Problem details: In the records below, copy the lines from the one with "left-column: AVERTISSEMENT [94, 114, 481, 1148]" up to and including the one with "spec-item: 115 volts", swapping "spec-item" for "spec-entry" and leaving everything else unchanged.

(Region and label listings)
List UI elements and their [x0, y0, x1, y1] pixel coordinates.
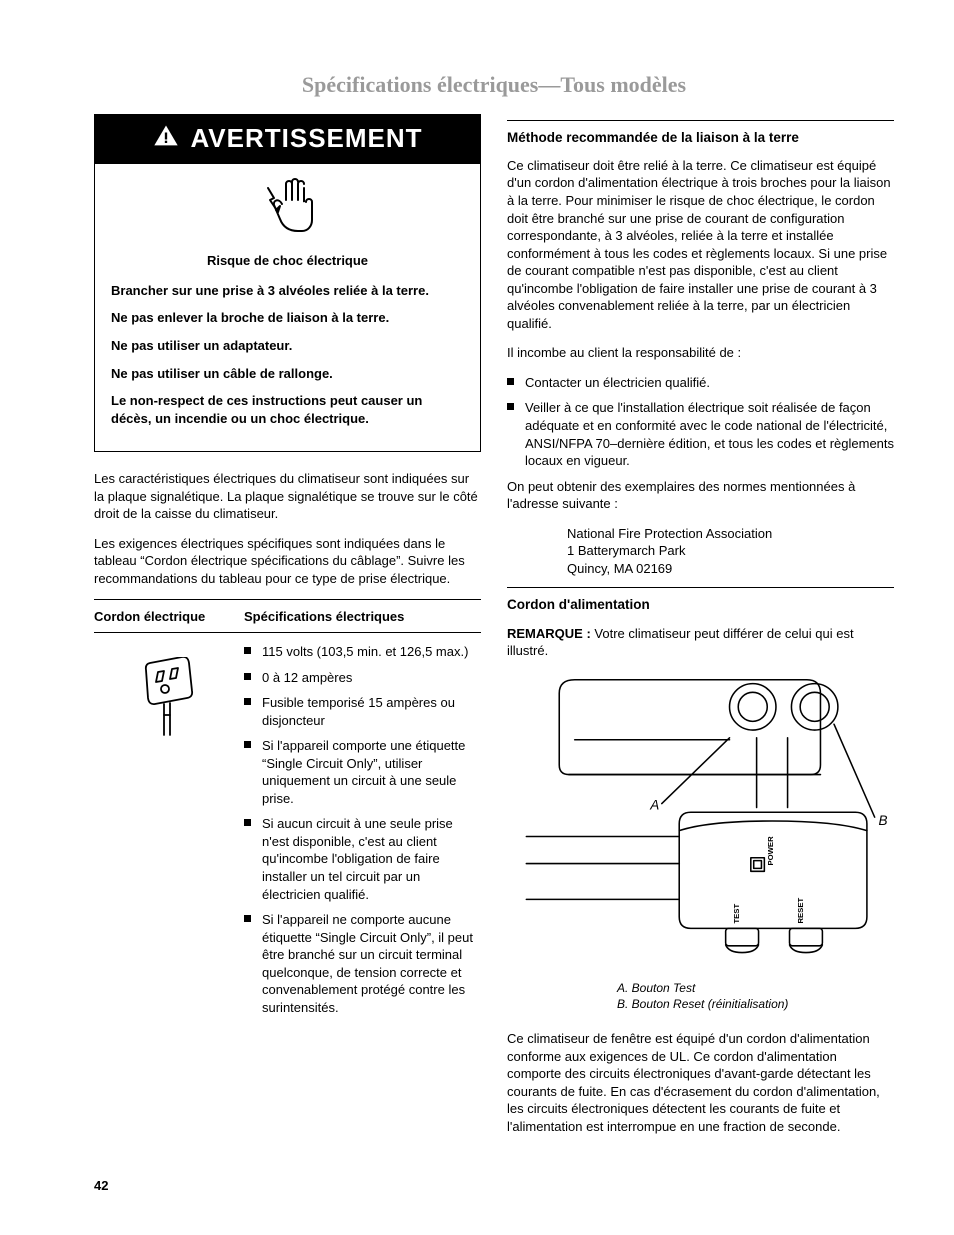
left-column: AVERTISSEMENT [94, 114, 481, 1148]
spec-item: Si aucun circuit à une seule prise n'est… [244, 815, 481, 903]
warning-line: Le non-respect de ces instructions peut … [111, 392, 464, 427]
spec-table-body: 115 volts (103,5 min. et 126,5 max.) 0 à… [94, 643, 481, 1024]
spec-item: Si l'appareil ne comporte aucune étiquet… [244, 911, 481, 1016]
spec-list: 115 volts (103,5 min. et 126,5 max.) 0 à… [244, 643, 481, 1016]
spec-item: 115 volts (103,5 min. et 126,5 max.) [244, 643, 481, 661]
warning-line: Ne pas utiliser un câble de rallonge. [111, 365, 464, 383]
address-line: 1 Batterymarch Park [567, 542, 894, 560]
divider [94, 632, 481, 633]
diagram-reset-label: RESET [796, 897, 805, 923]
spec-item: 0 à 12 ampères [244, 669, 481, 687]
warning-banner-text: AVERTISSEMENT [190, 121, 422, 156]
address-line: National Fire Protection Association [567, 525, 894, 543]
address-line: Quincy, MA 02169 [567, 560, 894, 578]
ground-para: Ce climatiseur doit être relié à la terr… [507, 157, 894, 332]
divider [94, 599, 481, 600]
warning-line: Ne pas enlever la broche de liaison à la… [111, 309, 464, 327]
section-title: Spécifications électriques—Tous modèles [94, 70, 894, 100]
left-para-2: Les exigences électriques spécifiques so… [94, 535, 481, 588]
spec-item: Fusible temporisé 15 ampères ou disjonct… [244, 694, 481, 729]
caption-line-b: B. Bouton Reset (réinitialisation) [617, 996, 894, 1012]
diagram-label-b: B [879, 813, 888, 828]
left-para-1: Les caractéristiques électriques du clim… [94, 470, 481, 523]
nfpa-address: National Fire Protection Association 1 B… [507, 525, 894, 578]
address-intro: On peut obtenir des exemplaires des norm… [507, 478, 894, 513]
diagram-caption: A. Bouton Test B. Bouton Reset (réinitia… [617, 980, 894, 1012]
remark-label: REMARQUE : [507, 626, 591, 641]
responsibility-intro: Il incombe au client la responsabilité d… [507, 344, 894, 362]
responsibility-item: Veiller à ce que l'installation électriq… [507, 399, 894, 469]
two-column-layout: AVERTISSEMENT [94, 114, 894, 1148]
spec-table-header: Cordon électrique Spécifications électri… [94, 608, 481, 626]
alert-triangle-icon [152, 122, 180, 155]
cord-para: Ce climatiseur de fenêtre est équipé d'u… [507, 1030, 894, 1135]
shock-hand-icon [111, 174, 464, 243]
col-header-spec: Spécifications électriques [244, 608, 481, 626]
divider [507, 587, 894, 588]
diagram-power-label: POWER [766, 836, 775, 866]
cord-heading: Cordon d'alimentation [507, 596, 894, 614]
right-column: Méthode recommandée de la liaison à la t… [507, 114, 894, 1148]
warning-line: Brancher sur une prise à 3 alvéoles reli… [111, 282, 464, 300]
power-cord-diagram: A B POWER TEST RESET [507, 672, 894, 972]
warning-risk-line: Risque de choc électrique [111, 252, 464, 270]
responsibility-item: Contacter un électricien qualifié. [507, 374, 894, 392]
plug-icon [94, 643, 244, 1024]
warning-body: Risque de choc électrique Brancher sur u… [95, 164, 480, 451]
caption-line-a: A. Bouton Test [617, 980, 894, 996]
col-header-cord: Cordon électrique [94, 608, 244, 626]
warning-line: Ne pas utiliser un adaptateur. [111, 337, 464, 355]
ground-method-heading: Méthode recommandée de la liaison à la t… [507, 129, 894, 147]
diagram-label-a: A [649, 797, 659, 812]
page-number: 42 [94, 1177, 108, 1195]
responsibility-list: Contacter un électricien qualifié. Veill… [507, 374, 894, 470]
spec-item: Si l'appareil comporte une étiquette “Si… [244, 737, 481, 807]
warning-header: AVERTISSEMENT [95, 115, 480, 164]
remark: REMARQUE : Votre climatiseur peut différ… [507, 625, 894, 660]
diagram-test-label: TEST [732, 903, 741, 923]
divider [507, 120, 894, 121]
warning-box: AVERTISSEMENT [94, 114, 481, 452]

Solution for this problem:
left-column: AVERTISSEMENT [94, 114, 481, 1148]
spec-entry: Si aucun circuit à une seule prise n'est… [244, 815, 481, 903]
warning-line: Le non-respect de ces instructions peut … [111, 392, 464, 427]
spec-table-body: 115 volts (103,5 min. et 126,5 max.) 0 à… [94, 643, 481, 1024]
spec-entry: Si l'appareil ne comporte aucune étiquet… [244, 911, 481, 1016]
spec-list: 115 volts (103,5 min. et 126,5 max.) 0 à… [244, 643, 481, 1016]
spec-entry: 115 volts (103,5 min. et 126,5 max.) [244, 643, 481, 661]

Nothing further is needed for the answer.